Dataset excerpt:

● ● ● ● ● ● ●

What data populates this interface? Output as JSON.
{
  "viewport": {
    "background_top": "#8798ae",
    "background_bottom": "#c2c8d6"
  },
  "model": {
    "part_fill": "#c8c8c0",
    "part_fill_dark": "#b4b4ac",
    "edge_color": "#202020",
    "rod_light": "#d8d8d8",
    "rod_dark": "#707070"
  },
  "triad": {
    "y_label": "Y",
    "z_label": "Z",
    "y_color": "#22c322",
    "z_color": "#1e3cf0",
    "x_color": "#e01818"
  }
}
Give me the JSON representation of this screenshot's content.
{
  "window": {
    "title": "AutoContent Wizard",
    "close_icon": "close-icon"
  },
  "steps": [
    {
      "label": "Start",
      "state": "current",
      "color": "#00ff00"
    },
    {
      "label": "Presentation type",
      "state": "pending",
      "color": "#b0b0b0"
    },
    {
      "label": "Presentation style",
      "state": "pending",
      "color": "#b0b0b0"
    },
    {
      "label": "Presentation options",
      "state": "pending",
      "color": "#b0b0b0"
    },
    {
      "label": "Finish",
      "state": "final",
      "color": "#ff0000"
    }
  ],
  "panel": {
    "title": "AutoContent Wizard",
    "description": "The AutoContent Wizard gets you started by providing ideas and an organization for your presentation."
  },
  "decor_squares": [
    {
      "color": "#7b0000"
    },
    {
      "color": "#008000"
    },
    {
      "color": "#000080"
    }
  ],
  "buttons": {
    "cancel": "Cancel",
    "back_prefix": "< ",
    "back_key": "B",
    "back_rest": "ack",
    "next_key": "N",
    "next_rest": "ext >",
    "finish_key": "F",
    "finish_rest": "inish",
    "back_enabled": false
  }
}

● ● ● ● ● ● ●

Exercise instructions: Please reproduce all of the entries exactly as they stand.

Task answer:
What data populates this interface? Output as JSON.
{
  "viewport": {
    "background_top": "#8798ae",
    "background_bottom": "#c2c8d6"
  },
  "model": {
    "part_fill": "#c8c8c0",
    "part_fill_dark": "#b4b4ac",
    "edge_color": "#202020",
    "rod_light": "#d8d8d8",
    "rod_dark": "#707070"
  },
  "triad": {
    "y_label": "Y",
    "z_label": "Z",
    "y_color": "#22c322",
    "z_color": "#1e3cf0",
    "x_color": "#e01818"
  }
}
Give me the JSON representation of this screenshot's content.
{
  "window": {
    "title": "AutoContent Wizard",
    "close_icon": "close-icon"
  },
  "steps": [
    {
      "label": "Start",
      "state": "current",
      "color": "#00ff00"
    },
    {
      "label": "Presentation type",
      "state": "pending",
      "color": "#b0b0b0"
    },
    {
      "label": "Presentation style",
      "state": "pending",
      "color": "#b0b0b0"
    },
    {
      "label": "Presentation options",
      "state": "pending",
      "color": "#b0b0b0"
    },
    {
      "label": "Finish",
      "state": "final",
      "color": "#ff0000"
    }
  ],
  "panel": {
    "title": "AutoContent Wizard",
    "description": "The AutoContent Wizard gets you started by providing ideas and an organization for your presentation."
  },
  "decor_squares": [
    {
      "color": "#7b0000"
    },
    {
      "color": "#008000"
    },
    {
      "color": "#000080"
    }
  ],
  "buttons": {
    "cancel": "Cancel",
    "back_prefix": "< ",
    "back_key": "B",
    "back_rest": "ack",
    "next_key": "N",
    "next_rest": "ext >",
    "finish_key": "F",
    "finish_rest": "inish",
    "back_enabled": false
  }
}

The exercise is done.